** What you are asked to do **
Once the pictures have been set aside, copy every remaining entry exactly.

------------------------------------------------------------

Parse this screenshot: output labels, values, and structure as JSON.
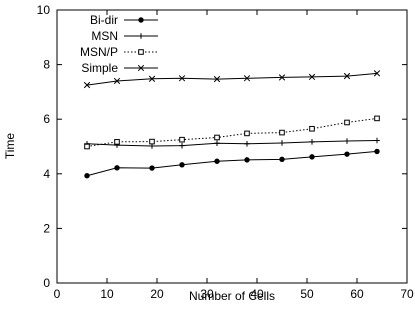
{
  "chart_data": {
    "type": "line",
    "title": "",
    "xlabel": "Number of Cells",
    "ylabel": "Time",
    "xlim": [
      0,
      70
    ],
    "ylim": [
      0,
      10
    ],
    "xticks": [
      "0",
      "10",
      "20",
      "30",
      "40",
      "50",
      "60",
      "70"
    ],
    "yticks": [
      "0",
      "2",
      "4",
      "6",
      "8",
      "10"
    ],
    "grid": false,
    "legend_position": "top-left",
    "x": [
      6,
      12,
      19,
      25,
      32,
      38,
      45,
      51,
      58,
      64
    ],
    "series": [
      {
        "name": "Bi-dir",
        "marker": "filled-circle",
        "dash": "solid",
        "values": [
          3.93,
          4.22,
          4.21,
          4.33,
          4.46,
          4.51,
          4.53,
          4.62,
          4.72,
          4.82
        ]
      },
      {
        "name": "MSN",
        "marker": "plus",
        "dash": "solid",
        "values": [
          5.1,
          5.05,
          5.02,
          5.03,
          5.12,
          5.1,
          5.13,
          5.17,
          5.2,
          5.22
        ]
      },
      {
        "name": "MSN/P",
        "marker": "open-square",
        "dash": "dotted",
        "values": [
          5.0,
          5.17,
          5.18,
          5.25,
          5.33,
          5.48,
          5.51,
          5.65,
          5.88,
          6.03
        ]
      },
      {
        "name": "Simple",
        "marker": "cross",
        "dash": "solid",
        "values": [
          7.25,
          7.4,
          7.48,
          7.5,
          7.47,
          7.5,
          7.53,
          7.55,
          7.58,
          7.68
        ]
      }
    ]
  }
}
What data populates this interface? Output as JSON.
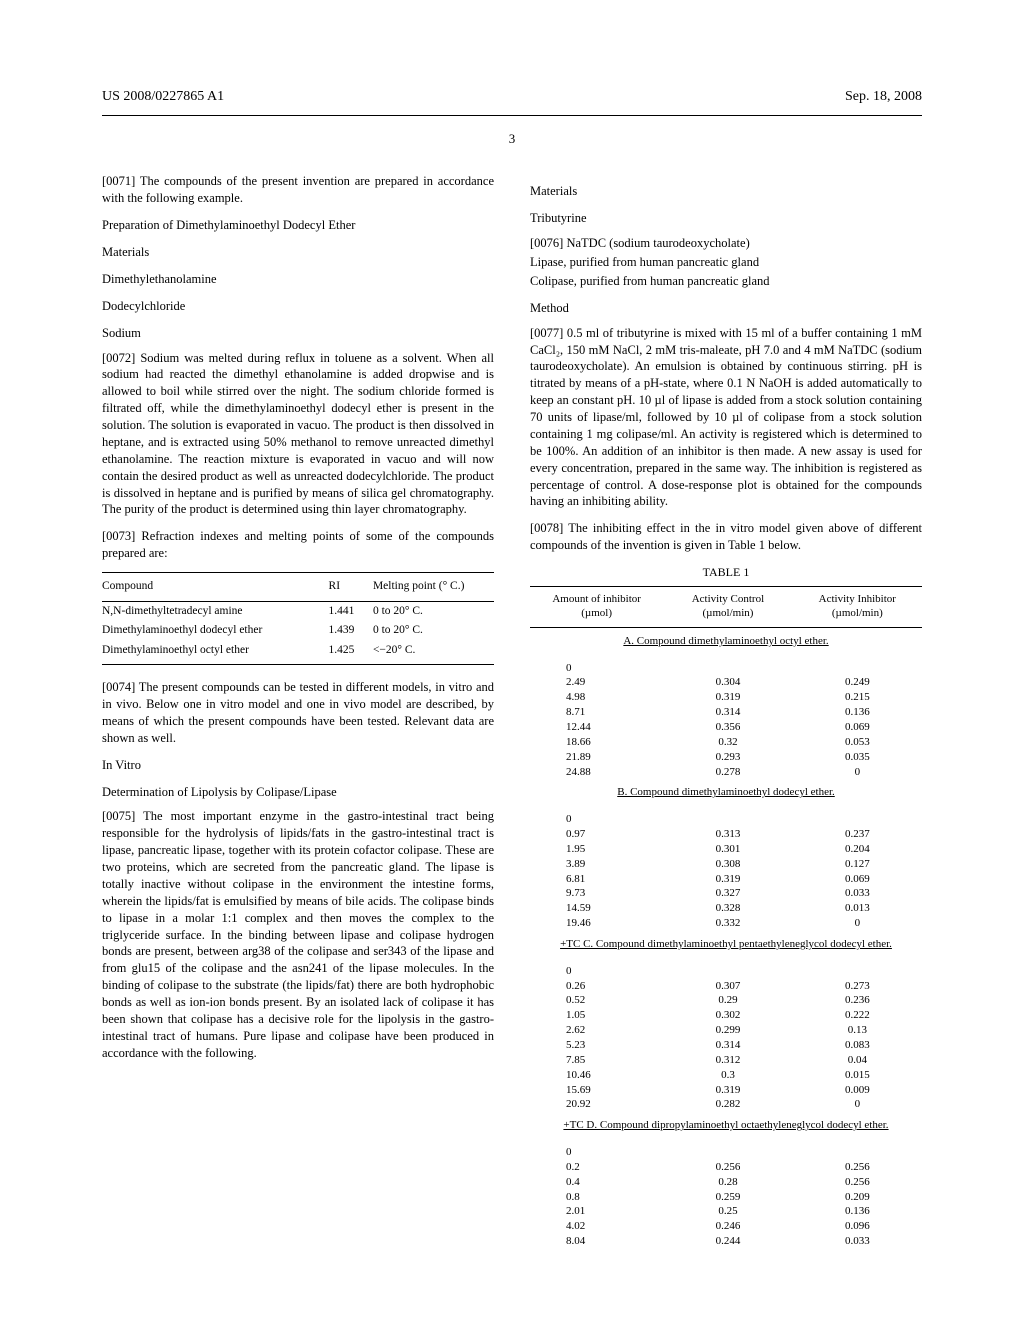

------------------------------------------------------------

** Answer below **
Parse this screenshot: output labels, values, and structure as JSON.
{
  "chart_data": {
    "type": "line",
    "title": "",
    "xlabel": "Number of Cells",
    "ylabel": "Time",
    "xlim": [
      0,
      70
    ],
    "ylim": [
      0,
      10
    ],
    "xticks": [
      "0",
      "10",
      "20",
      "30",
      "40",
      "50",
      "60",
      "70"
    ],
    "yticks": [
      "0",
      "2",
      "4",
      "6",
      "8",
      "10"
    ],
    "grid": false,
    "legend_position": "top-left",
    "x": [
      6,
      12,
      19,
      25,
      32,
      38,
      45,
      51,
      58,
      64
    ],
    "series": [
      {
        "name": "Bi-dir",
        "marker": "filled-circle",
        "dash": "solid",
        "values": [
          3.93,
          4.22,
          4.21,
          4.33,
          4.46,
          4.51,
          4.53,
          4.62,
          4.72,
          4.82
        ]
      },
      {
        "name": "MSN",
        "marker": "plus",
        "dash": "solid",
        "values": [
          5.1,
          5.05,
          5.02,
          5.03,
          5.12,
          5.1,
          5.13,
          5.17,
          5.2,
          5.22
        ]
      },
      {
        "name": "MSN/P",
        "marker": "open-square",
        "dash": "dotted",
        "values": [
          5.0,
          5.17,
          5.18,
          5.25,
          5.33,
          5.48,
          5.51,
          5.65,
          5.88,
          6.03
        ]
      },
      {
        "name": "Simple",
        "marker": "cross",
        "dash": "solid",
        "values": [
          7.25,
          7.4,
          7.48,
          7.5,
          7.47,
          7.5,
          7.53,
          7.55,
          7.58,
          7.68
        ]
      }
    ]
  }
}
What data populates this interface? Output as JSON.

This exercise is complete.